* Description of the task
Reproduce the data exactly.

* Data
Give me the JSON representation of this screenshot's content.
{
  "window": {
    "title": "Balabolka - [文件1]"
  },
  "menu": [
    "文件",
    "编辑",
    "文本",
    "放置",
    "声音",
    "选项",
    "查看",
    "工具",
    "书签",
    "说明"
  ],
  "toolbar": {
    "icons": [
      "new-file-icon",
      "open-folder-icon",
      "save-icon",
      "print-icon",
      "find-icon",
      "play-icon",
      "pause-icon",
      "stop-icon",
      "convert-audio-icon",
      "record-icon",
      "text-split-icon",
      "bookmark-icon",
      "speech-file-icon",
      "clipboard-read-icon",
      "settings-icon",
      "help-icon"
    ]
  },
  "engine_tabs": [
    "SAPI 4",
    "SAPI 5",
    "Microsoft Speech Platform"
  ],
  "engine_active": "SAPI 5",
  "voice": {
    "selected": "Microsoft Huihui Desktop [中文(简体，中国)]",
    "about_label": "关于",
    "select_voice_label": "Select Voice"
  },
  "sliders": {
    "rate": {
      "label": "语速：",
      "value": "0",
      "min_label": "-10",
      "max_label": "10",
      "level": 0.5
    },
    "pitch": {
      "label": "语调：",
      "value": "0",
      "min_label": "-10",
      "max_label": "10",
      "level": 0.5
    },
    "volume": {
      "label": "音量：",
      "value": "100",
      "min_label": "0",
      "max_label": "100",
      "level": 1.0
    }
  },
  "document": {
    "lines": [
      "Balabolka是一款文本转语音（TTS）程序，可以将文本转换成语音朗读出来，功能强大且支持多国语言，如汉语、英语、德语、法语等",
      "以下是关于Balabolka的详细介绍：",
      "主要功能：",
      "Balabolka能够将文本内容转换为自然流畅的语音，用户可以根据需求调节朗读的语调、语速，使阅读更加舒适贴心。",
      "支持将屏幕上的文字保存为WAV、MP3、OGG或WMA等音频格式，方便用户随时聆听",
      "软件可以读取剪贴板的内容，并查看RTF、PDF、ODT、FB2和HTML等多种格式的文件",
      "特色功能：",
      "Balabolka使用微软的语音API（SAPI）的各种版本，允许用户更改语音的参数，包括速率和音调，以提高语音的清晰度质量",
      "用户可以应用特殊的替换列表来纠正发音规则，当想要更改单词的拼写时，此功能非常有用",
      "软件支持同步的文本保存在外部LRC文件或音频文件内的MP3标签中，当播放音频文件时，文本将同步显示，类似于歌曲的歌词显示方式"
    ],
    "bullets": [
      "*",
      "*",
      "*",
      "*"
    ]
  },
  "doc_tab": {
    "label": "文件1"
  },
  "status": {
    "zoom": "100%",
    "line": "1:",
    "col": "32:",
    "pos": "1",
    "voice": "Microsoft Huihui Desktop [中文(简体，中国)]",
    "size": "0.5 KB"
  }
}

* Final result
Give me the JSON representation of this screenshot's content.
{
  "window": {
    "title": "Balabolka - [文件1]"
  },
  "menu": [
    "文件",
    "编辑",
    "文本",
    "放置",
    "声音",
    "选项",
    "查看",
    "工具",
    "书签",
    "说明"
  ],
  "toolbar": {
    "icons": [
      "new-file-icon",
      "open-folder-icon",
      "save-icon",
      "print-icon",
      "find-icon",
      "play-icon",
      "pause-icon",
      "stop-icon",
      "convert-audio-icon",
      "record-icon",
      "text-split-icon",
      "bookmark-icon",
      "speech-file-icon",
      "clipboard-read-icon",
      "settings-icon",
      "help-icon"
    ]
  },
  "engine_tabs": [
    "SAPI 4",
    "SAPI 5",
    "Microsoft Speech Platform"
  ],
  "engine_active": "SAPI 5",
  "voice": {
    "selected": "Microsoft Huihui Desktop [中文(简体，中国)]",
    "about_label": "关于",
    "select_voice_label": "Select Voice"
  },
  "sliders": {
    "rate": {
      "label": "语速：",
      "value": "0",
      "min_label": "-10",
      "max_label": "10",
      "level": 0.5
    },
    "pitch": {
      "label": "语调：",
      "value": "0",
      "min_label": "-10",
      "max_label": "10",
      "level": 0.5
    },
    "volume": {
      "label": "音量：",
      "value": "100",
      "min_label": "0",
      "max_label": "100",
      "level": 1.0
    }
  },
  "document": {
    "lines": [
      "Balabolka是一款文本转语音（TTS）程序，可以将文本转换成语音朗读出来，功能强大且支持多国语言，如汉语、英语、德语、法语等",
      "以下是关于Balabolka的详细介绍：",
      "主要功能：",
      "Balabolka能够将文本内容转换为自然流畅的语音，用户可以根据需求调节朗读的语调、语速，使阅读更加舒适贴心。",
      "支持将屏幕上的文字保存为WAV、MP3、OGG或WMA等音频格式，方便用户随时聆听",
      "软件可以读取剪贴板的内容，并查看RTF、PDF、ODT、FB2和HTML等多种格式的文件",
      "特色功能：",
      "Balabolka使用微软的语音API（SAPI）的各种版本，允许用户更改语音的参数，包括速率和音调，以提高语音的清晰度质量",
      "用户可以应用特殊的替换列表来纠正发音规则，当想要更改单词的拼写时，此功能非常有用",
      "软件支持同步的文本保存在外部LRC文件或音频文件内的MP3标签中，当播放音频文件时，文本将同步显示，类似于歌曲的歌词显示方式"
    ],
    "bullets": [
      "*",
      "*",
      "*",
      "*"
    ]
  },
  "doc_tab": {
    "label": "文件1"
  },
  "status": {
    "zoom": "100%",
    "line": "1:",
    "col": "32:",
    "pos": "1",
    "voice": "Microsoft Huihui Desktop [中文(简体，中国)]",
    "size": "0.5 KB"
  }
}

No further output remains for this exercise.